Collected data entries:
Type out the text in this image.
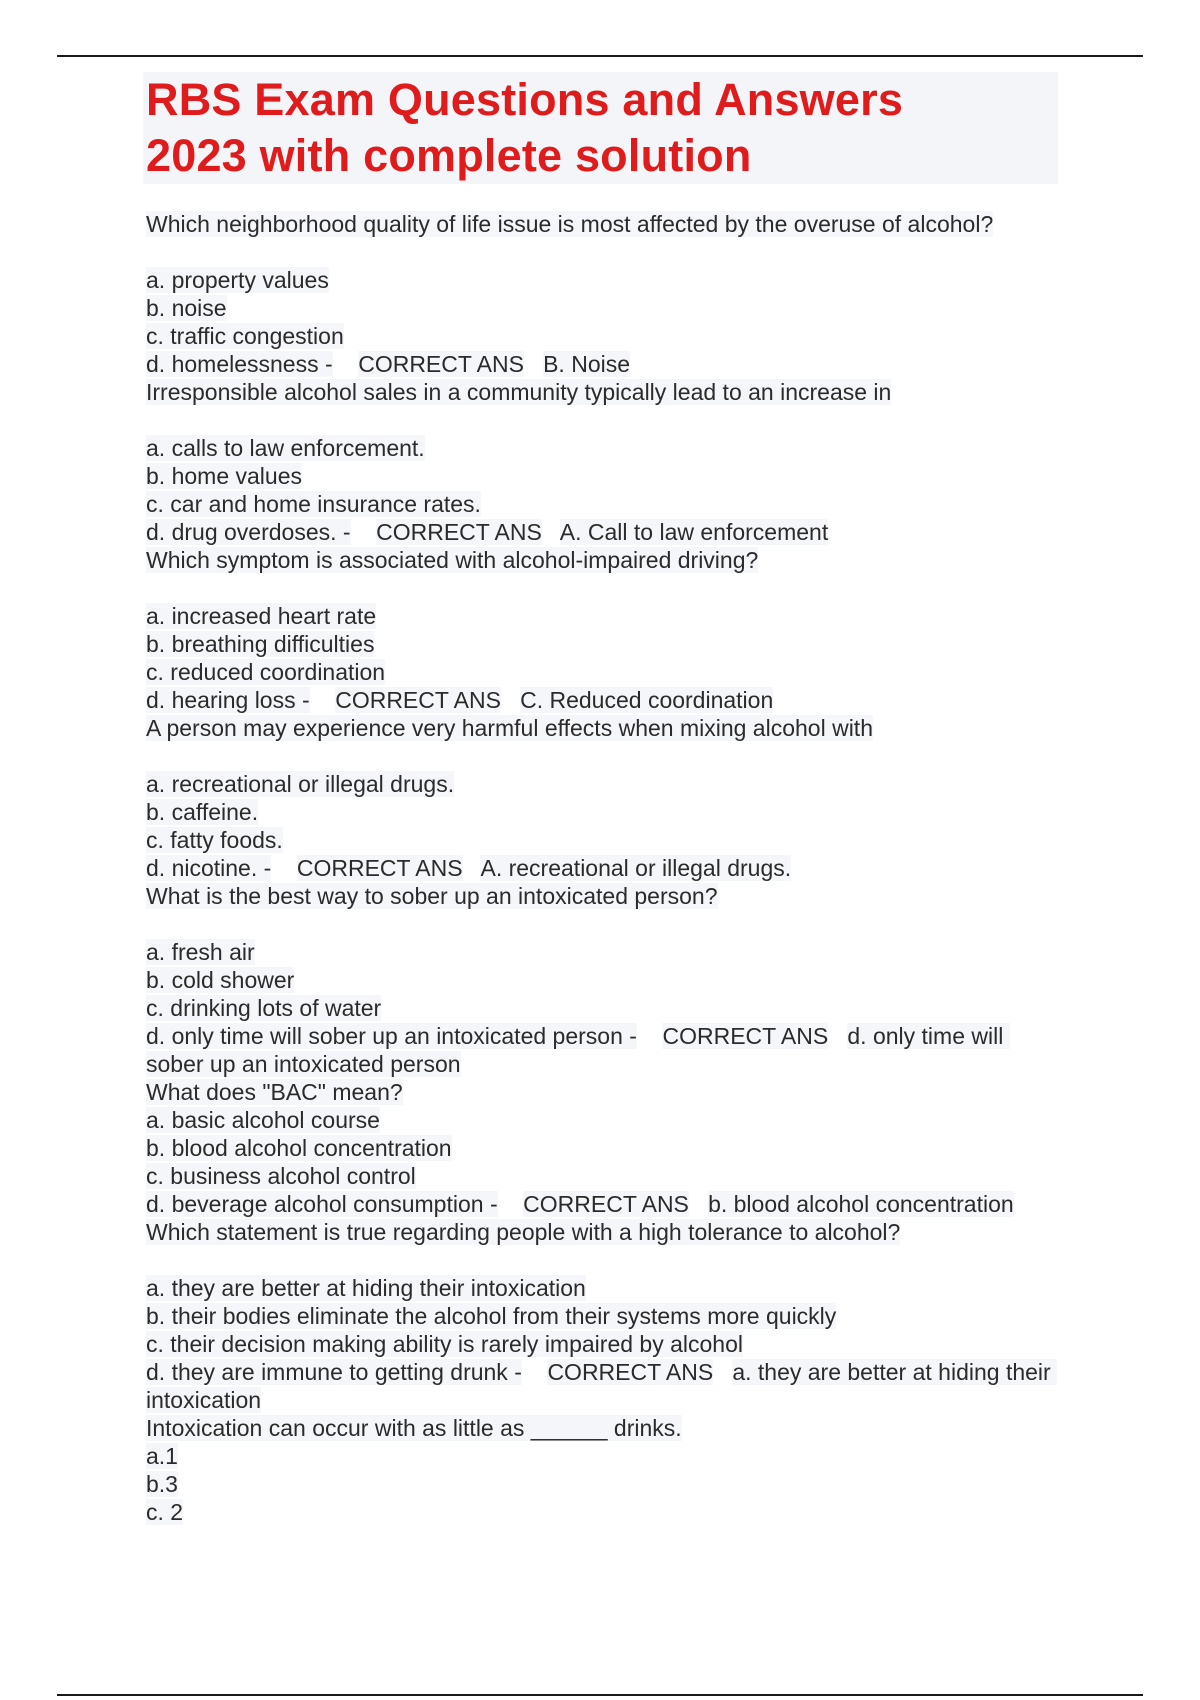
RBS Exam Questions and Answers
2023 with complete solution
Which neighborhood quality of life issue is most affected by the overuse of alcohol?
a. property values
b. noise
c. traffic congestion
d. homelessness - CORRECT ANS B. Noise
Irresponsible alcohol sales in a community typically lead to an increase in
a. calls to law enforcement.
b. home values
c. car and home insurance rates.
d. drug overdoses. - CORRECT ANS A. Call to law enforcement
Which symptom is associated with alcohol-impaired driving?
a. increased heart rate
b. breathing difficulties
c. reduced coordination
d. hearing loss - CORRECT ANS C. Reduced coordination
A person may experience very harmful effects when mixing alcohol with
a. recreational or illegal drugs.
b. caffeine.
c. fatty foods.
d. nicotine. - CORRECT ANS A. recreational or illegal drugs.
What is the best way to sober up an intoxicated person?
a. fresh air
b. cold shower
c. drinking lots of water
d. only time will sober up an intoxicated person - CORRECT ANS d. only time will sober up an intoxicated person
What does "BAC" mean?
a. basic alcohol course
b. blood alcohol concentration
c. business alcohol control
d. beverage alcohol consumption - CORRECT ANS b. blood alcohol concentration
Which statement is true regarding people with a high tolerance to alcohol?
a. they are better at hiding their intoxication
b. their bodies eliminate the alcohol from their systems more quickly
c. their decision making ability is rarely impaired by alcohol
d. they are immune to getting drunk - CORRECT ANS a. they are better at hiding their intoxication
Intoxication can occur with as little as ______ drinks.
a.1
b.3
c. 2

==

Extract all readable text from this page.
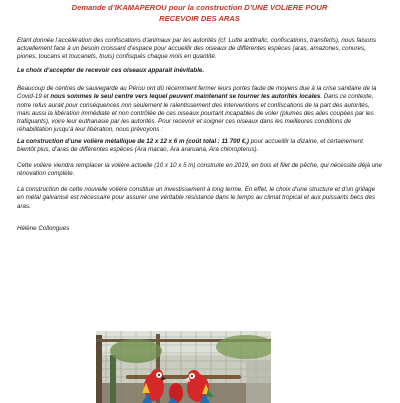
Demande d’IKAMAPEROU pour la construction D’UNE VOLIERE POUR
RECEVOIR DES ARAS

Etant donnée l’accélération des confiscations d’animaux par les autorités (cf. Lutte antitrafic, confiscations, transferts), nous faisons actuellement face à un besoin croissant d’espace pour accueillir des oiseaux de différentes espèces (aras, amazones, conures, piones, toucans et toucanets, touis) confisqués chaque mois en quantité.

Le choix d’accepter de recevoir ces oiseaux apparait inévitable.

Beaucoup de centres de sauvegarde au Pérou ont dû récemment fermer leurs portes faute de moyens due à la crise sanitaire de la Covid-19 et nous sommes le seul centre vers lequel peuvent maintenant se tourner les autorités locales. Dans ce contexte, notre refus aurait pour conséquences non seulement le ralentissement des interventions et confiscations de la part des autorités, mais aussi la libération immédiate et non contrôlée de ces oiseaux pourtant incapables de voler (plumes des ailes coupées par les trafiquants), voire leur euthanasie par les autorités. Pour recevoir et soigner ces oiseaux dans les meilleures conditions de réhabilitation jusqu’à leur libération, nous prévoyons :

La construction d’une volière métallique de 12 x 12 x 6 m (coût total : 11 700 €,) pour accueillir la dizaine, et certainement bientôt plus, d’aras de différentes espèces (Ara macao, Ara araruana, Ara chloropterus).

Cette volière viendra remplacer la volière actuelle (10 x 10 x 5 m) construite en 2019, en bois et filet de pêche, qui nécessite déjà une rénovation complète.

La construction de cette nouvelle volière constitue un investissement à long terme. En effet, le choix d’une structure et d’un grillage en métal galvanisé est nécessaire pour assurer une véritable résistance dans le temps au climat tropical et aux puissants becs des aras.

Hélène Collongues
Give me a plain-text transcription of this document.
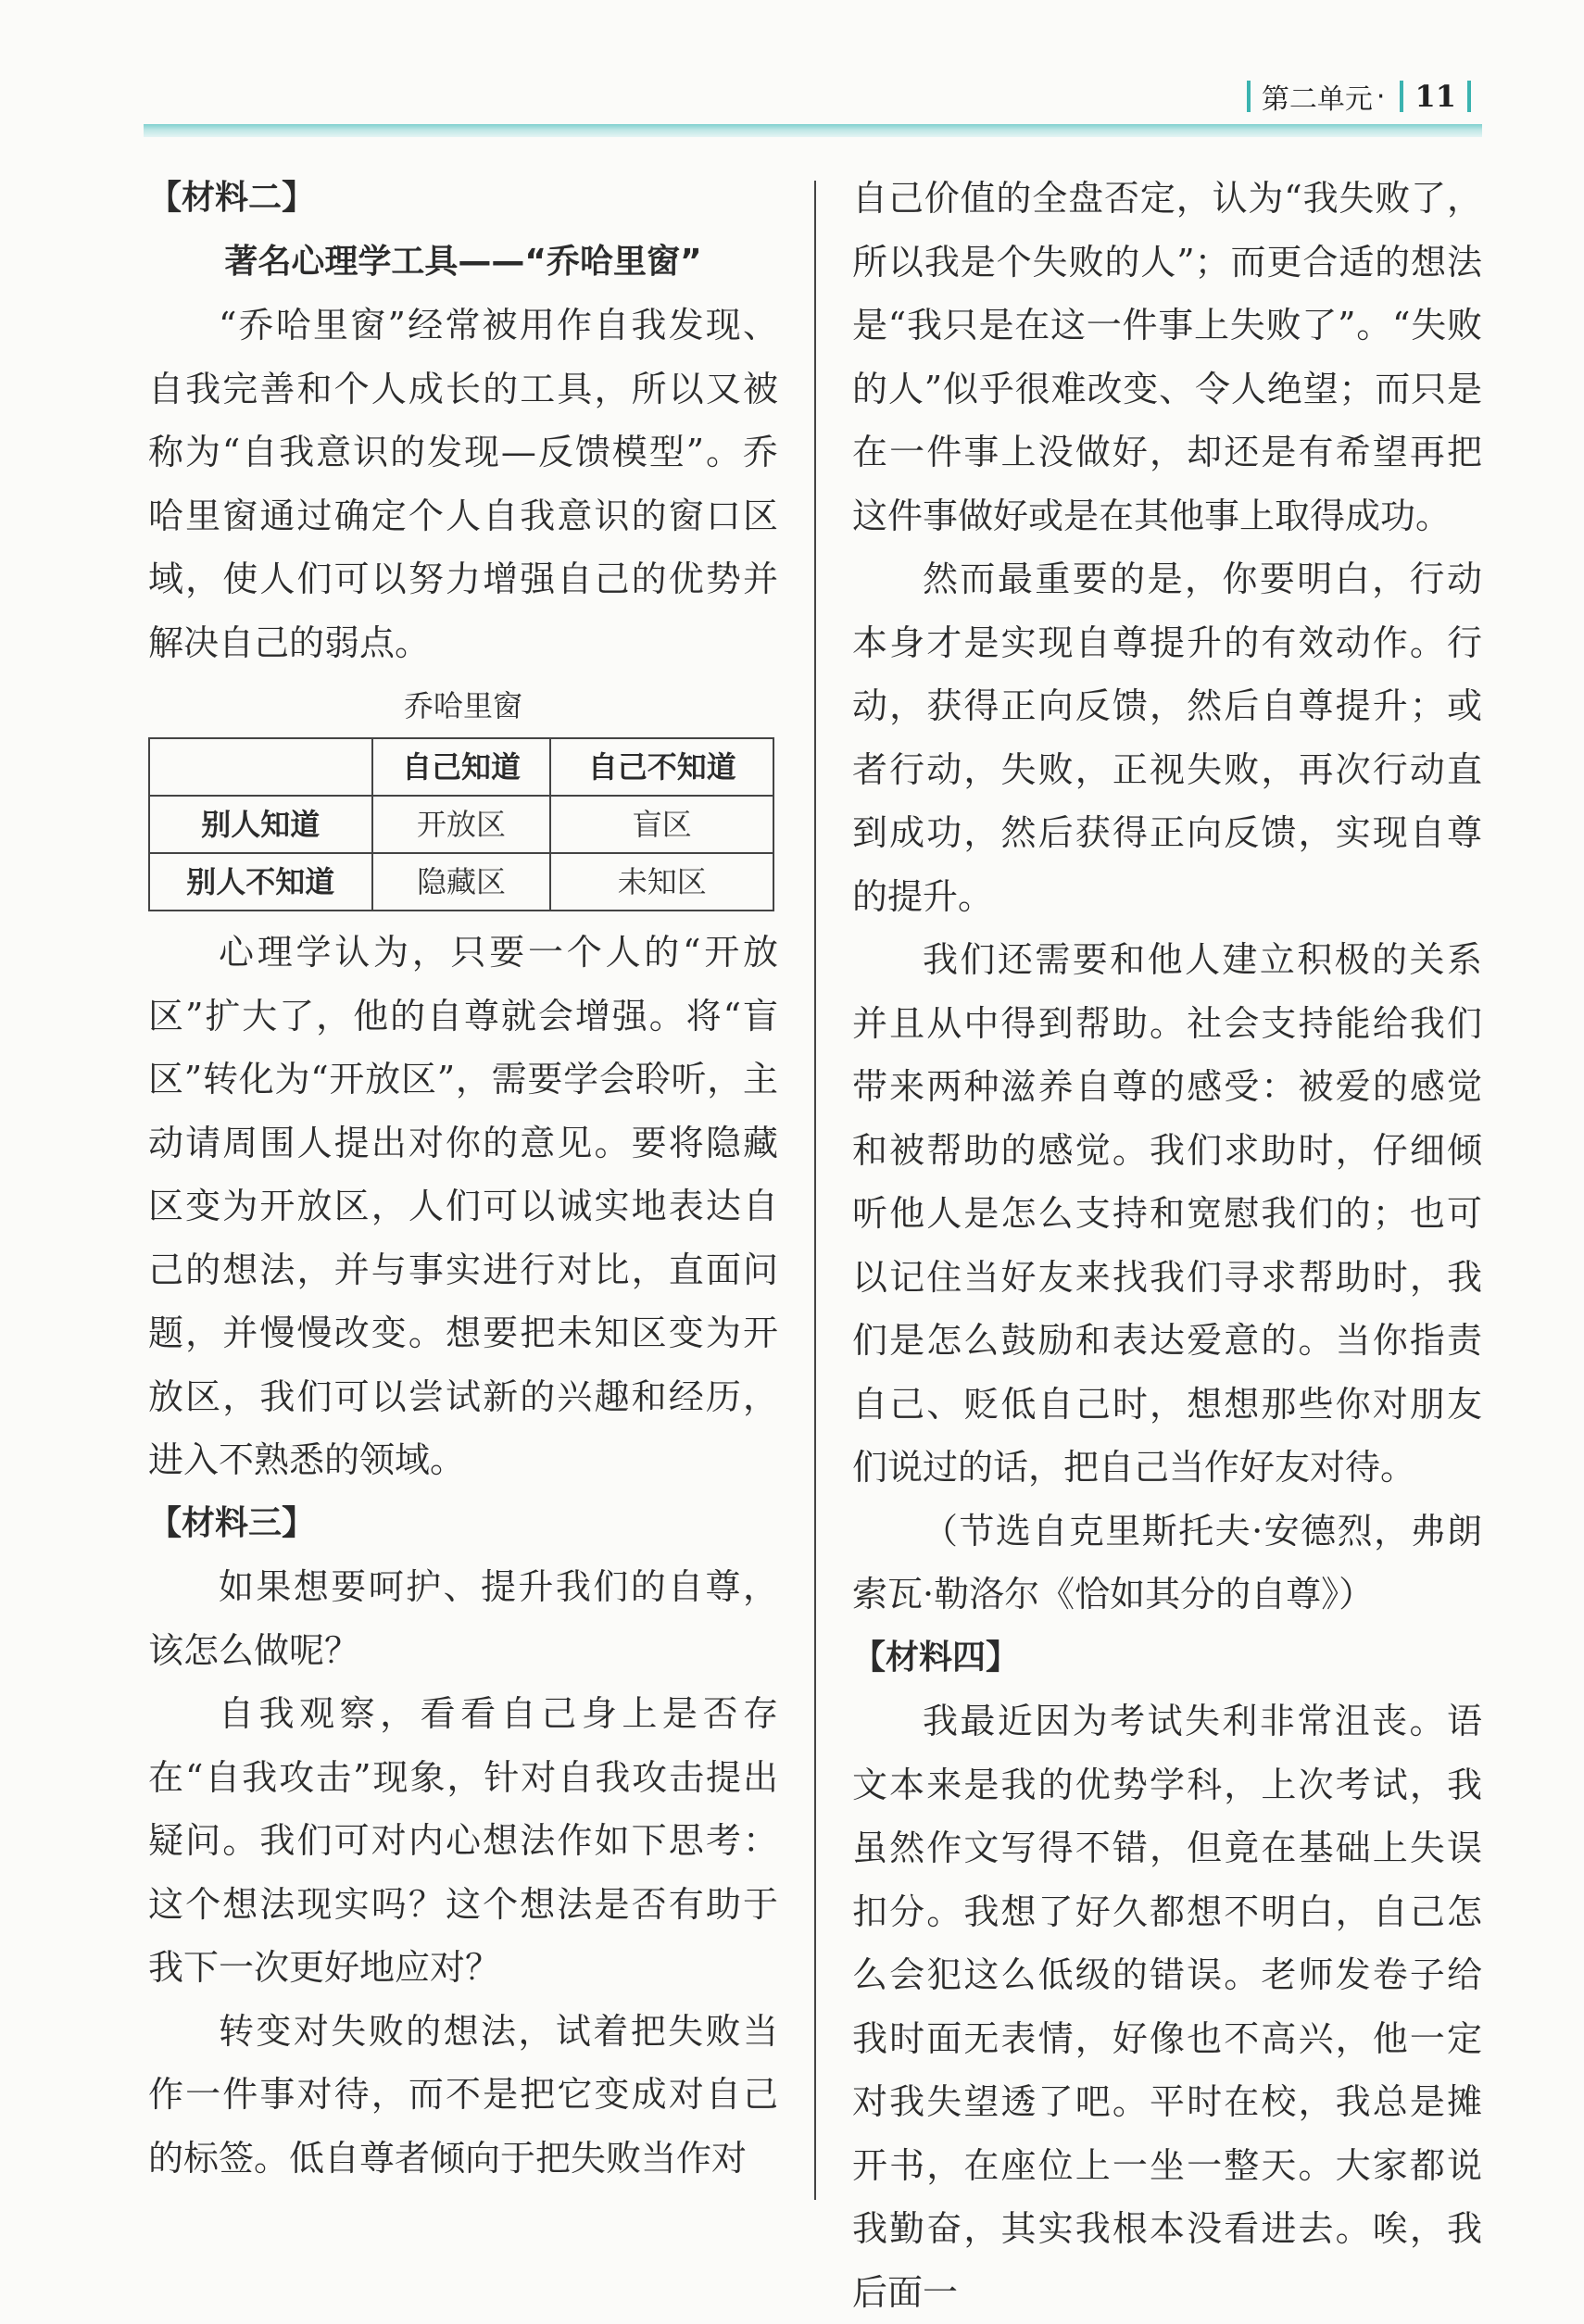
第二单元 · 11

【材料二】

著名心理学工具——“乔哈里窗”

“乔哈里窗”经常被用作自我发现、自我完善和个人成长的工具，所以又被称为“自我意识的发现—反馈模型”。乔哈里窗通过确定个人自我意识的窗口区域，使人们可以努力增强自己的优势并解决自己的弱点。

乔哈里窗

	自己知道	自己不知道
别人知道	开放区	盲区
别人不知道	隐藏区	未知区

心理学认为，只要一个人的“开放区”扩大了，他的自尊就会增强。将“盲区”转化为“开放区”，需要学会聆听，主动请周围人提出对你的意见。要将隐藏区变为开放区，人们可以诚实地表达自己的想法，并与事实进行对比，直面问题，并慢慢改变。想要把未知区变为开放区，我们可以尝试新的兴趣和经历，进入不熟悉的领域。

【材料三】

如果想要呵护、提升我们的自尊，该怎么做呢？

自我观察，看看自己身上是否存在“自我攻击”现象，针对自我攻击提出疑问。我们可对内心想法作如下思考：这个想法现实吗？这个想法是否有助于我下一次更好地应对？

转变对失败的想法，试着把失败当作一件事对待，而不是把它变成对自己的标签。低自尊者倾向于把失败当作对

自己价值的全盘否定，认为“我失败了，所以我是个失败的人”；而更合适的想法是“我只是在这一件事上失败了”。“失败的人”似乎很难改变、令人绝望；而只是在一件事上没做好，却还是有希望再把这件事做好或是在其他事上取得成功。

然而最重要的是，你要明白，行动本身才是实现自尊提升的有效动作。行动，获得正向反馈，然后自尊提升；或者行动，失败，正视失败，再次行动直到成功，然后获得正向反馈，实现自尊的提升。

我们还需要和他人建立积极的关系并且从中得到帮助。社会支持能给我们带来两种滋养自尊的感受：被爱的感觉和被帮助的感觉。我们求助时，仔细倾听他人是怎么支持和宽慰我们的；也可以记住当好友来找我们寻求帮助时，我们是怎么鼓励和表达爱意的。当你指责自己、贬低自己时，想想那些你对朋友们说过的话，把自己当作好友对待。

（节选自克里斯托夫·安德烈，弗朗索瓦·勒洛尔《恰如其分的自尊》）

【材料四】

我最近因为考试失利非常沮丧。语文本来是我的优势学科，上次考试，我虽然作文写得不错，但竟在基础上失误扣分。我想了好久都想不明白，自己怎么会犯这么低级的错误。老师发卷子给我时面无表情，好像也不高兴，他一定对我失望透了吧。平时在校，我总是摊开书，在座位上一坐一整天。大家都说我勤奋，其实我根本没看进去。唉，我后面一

■ **Stated goal**
Report the number of lines in the listing that include the string "from"; give nothing but the number.

■ **Exercise result**
2